• **Records shown**

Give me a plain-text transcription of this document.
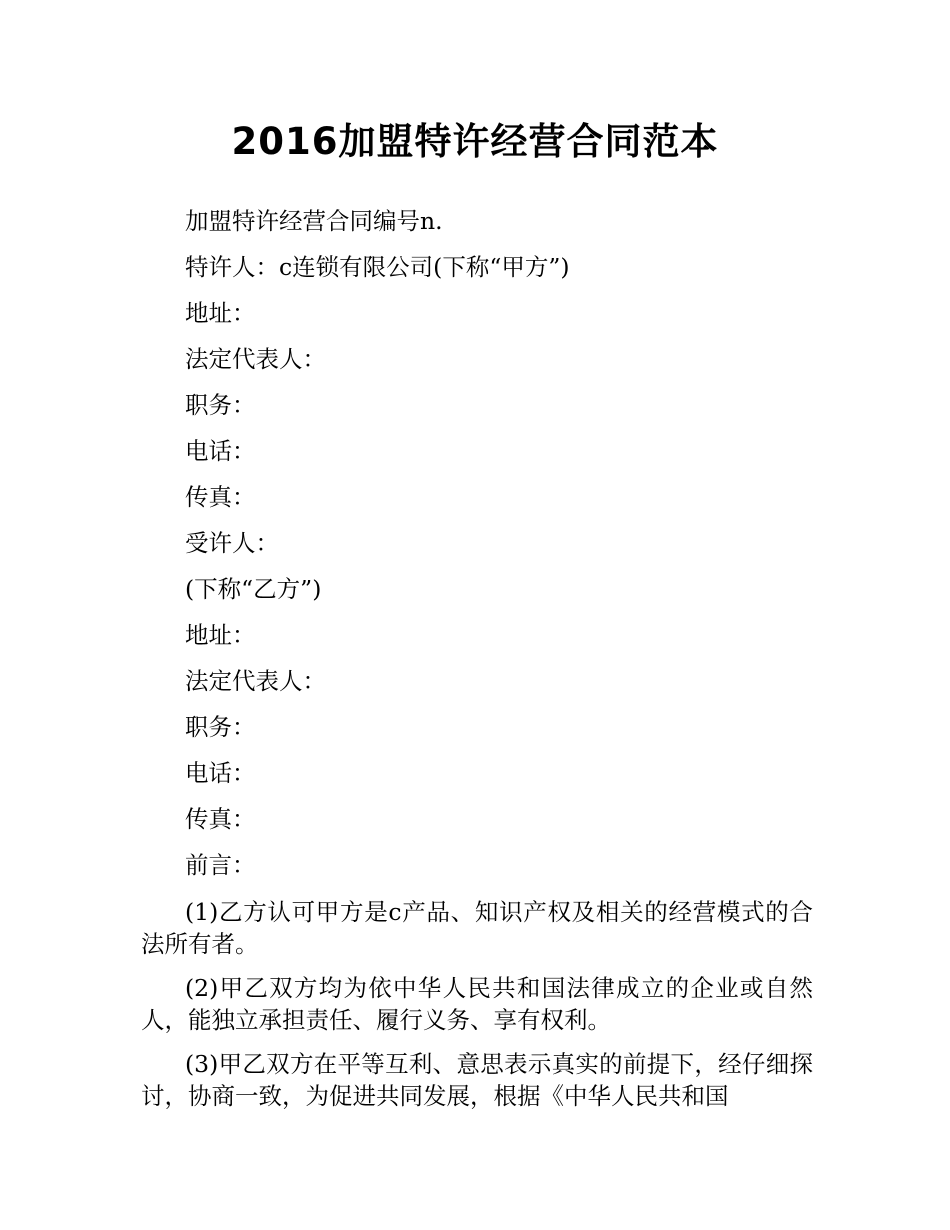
2016加盟特许经营合同范本

加盟特许经营合同编号n.

特许人：c连锁有限公司(下称“甲方”)

地址：

法定代表人：

职务：

电话：

传真：

受许人：

(下称“乙方”)

地址：

法定代表人：

职务：

电话：

传真：

前言：

(1)乙方认可甲方是c产品、知识产权及相关的经营模式的合法所有者。

(2)甲乙双方均为依中华人民共和国法律成立的企业或自然人，能独立承担责任、履行义务、享有权利。

(3)甲乙双方在平等互利、意思表示真实的前提下，经仔细探讨，协商一致，为促进共同发展，根据《中华人民共和国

• **Aim**
Transcribe the material exactly, and leave out whatever pictures it holds.

• **Exercise solution**
Give me a plain-text transcription of this document.
2016加盟特许经营合同范本

加盟特许经营合同编号n.

特许人：c连锁有限公司(下称“甲方”)

地址：

法定代表人：

职务：

电话：

传真：

受许人：

(下称“乙方”)

地址：

法定代表人：

职务：

电话：

传真：

前言：

(1)乙方认可甲方是c产品、知识产权及相关的经营模式的合法所有者。

(2)甲乙双方均为依中华人民共和国法律成立的企业或自然人，能独立承担责任、履行义务、享有权利。

(3)甲乙双方在平等互利、意思表示真实的前提下，经仔细探讨，协商一致，为促进共同发展，根据《中华人民共和国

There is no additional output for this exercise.